# start of RECORDS FOR THE TASK

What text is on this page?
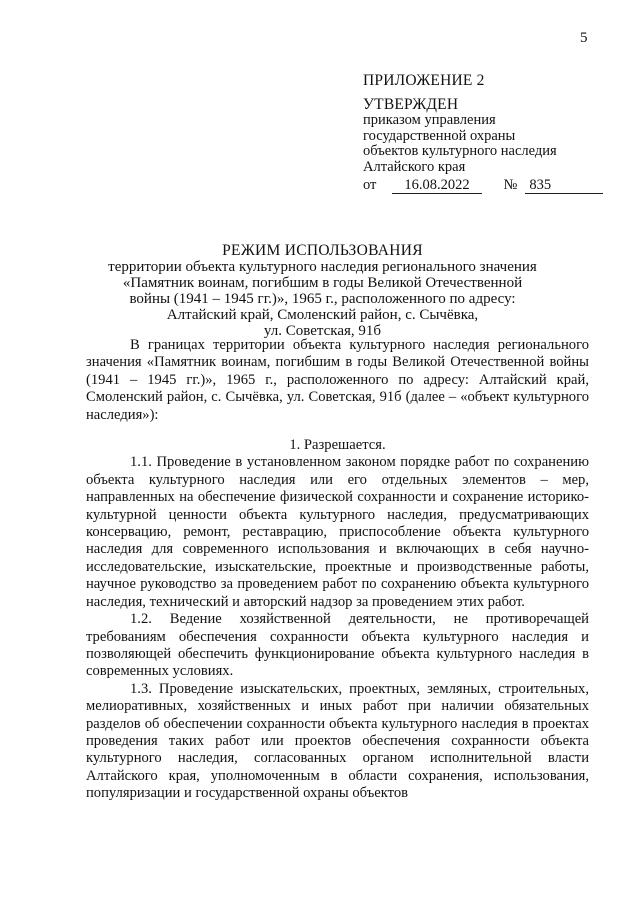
5
ПРИЛОЖЕНИЕ 2
УТВЕРЖДЕН
приказом управления
государственной охраны
объектов культурного наследия
Алтайского края
от	16.08.2022	№ 835
РЕЖИМ ИСПОЛЬЗОВАНИЯ
территории объекта культурного наследия регионального значения
«Памятник воинам, погибшим в годы Великой Отечественной
войны (1941 – 1945 гг.)», 1965 г., расположенного по адресу:
Алтайский край, Смоленский район, с. Сычёвка,
ул. Советская, 91б

В границах территории объекта культурного наследия регионального значения «Памятник воинам, погибшим в годы Великой Отечественной войны (1941 – 1945 гг.)», 1965 г., расположенного по адресу: Алтайский край, Смоленский район, с. Сычёвка, ул. Советская, 91б (далее – «объект культурного наследия»):

1. Разрешается.

1.1. Проведение в установленном законом порядке работ по сохранению объекта культурного наследия или его отдельных элементов – мер, направленных на обеспечение физической сохранности и сохранение историко-культурной ценности объекта культурного наследия, предусматривающих консервацию, ремонт, реставрацию, приспособление объекта культурного наследия для современного использования и включающих в себя научно-исследовательские, изыскательские, проектные и производственные работы, научное руководство за проведением работ по сохранению объекта культурного наследия, технический и авторский надзор за проведением этих работ.

1.2. Ведение хозяйственной деятельности, не противоречащей требованиям обеспечения сохранности объекта культурного наследия и позволяющей обеспечить функционирование объекта культурного наследия в современных условиях.

1.3. Проведение изыскательских, проектных, земляных, строительных, мелиоративных, хозяйственных и иных работ при наличии обязательных разделов об обеспечении сохранности объекта культурного наследия в проектах проведения таких работ или проектов обеспечения сохранности объекта культурного наследия, согласованных органом исполнительной власти Алтайского края, уполномоченным в области сохранения, использования, популяризации и государственной охраны объектов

# end of RECORDS FOR THE TASK

» **GOAL OF THE EXERCISE**: Write out every record above exactly as it stands, but leave out the pictures.

» **RESPONSE TO THIS EXERCISE**:
What text is on this page?
5
ПРИЛОЖЕНИЕ 2
УТВЕРЖДЕН
приказом управления
государственной охраны
объектов культурного наследия
Алтайского края
от	16.08.2022	№ 835
РЕЖИМ ИСПОЛЬЗОВАНИЯ
территории объекта культурного наследия регионального значения
«Памятник воинам, погибшим в годы Великой Отечественной
войны (1941 – 1945 гг.)», 1965 г., расположенного по адресу:
Алтайский край, Смоленский район, с. Сычёвка,
ул. Советская, 91б

В границах территории объекта культурного наследия регионального значения «Памятник воинам, погибшим в годы Великой Отечественной войны (1941 – 1945 гг.)», 1965 г., расположенного по адресу: Алтайский край, Смоленский район, с. Сычёвка, ул. Советская, 91б (далее – «объект культурного наследия»):

1. Разрешается.

1.1. Проведение в установленном законом порядке работ по сохранению объекта культурного наследия или его отдельных элементов – мер, направленных на обеспечение физической сохранности и сохранение историко-культурной ценности объекта культурного наследия, предусматривающих консервацию, ремонт, реставрацию, приспособление объекта культурного наследия для современного использования и включающих в себя научно-исследовательские, изыскательские, проектные и производственные работы, научное руководство за проведением работ по сохранению объекта культурного наследия, технический и авторский надзор за проведением этих работ.

1.2. Ведение хозяйственной деятельности, не противоречащей требованиям обеспечения сохранности объекта культурного наследия и позволяющей обеспечить функционирование объекта культурного наследия в современных условиях.

1.3. Проведение изыскательских, проектных, земляных, строительных, мелиоративных, хозяйственных и иных работ при наличии обязательных разделов об обеспечении сохранности объекта культурного наследия в проектах проведения таких работ или проектов обеспечения сохранности объекта культурного наследия, согласованных органом исполнительной власти Алтайского края, уполномоченным в области сохранения, использования, популяризации и государственной охраны объектов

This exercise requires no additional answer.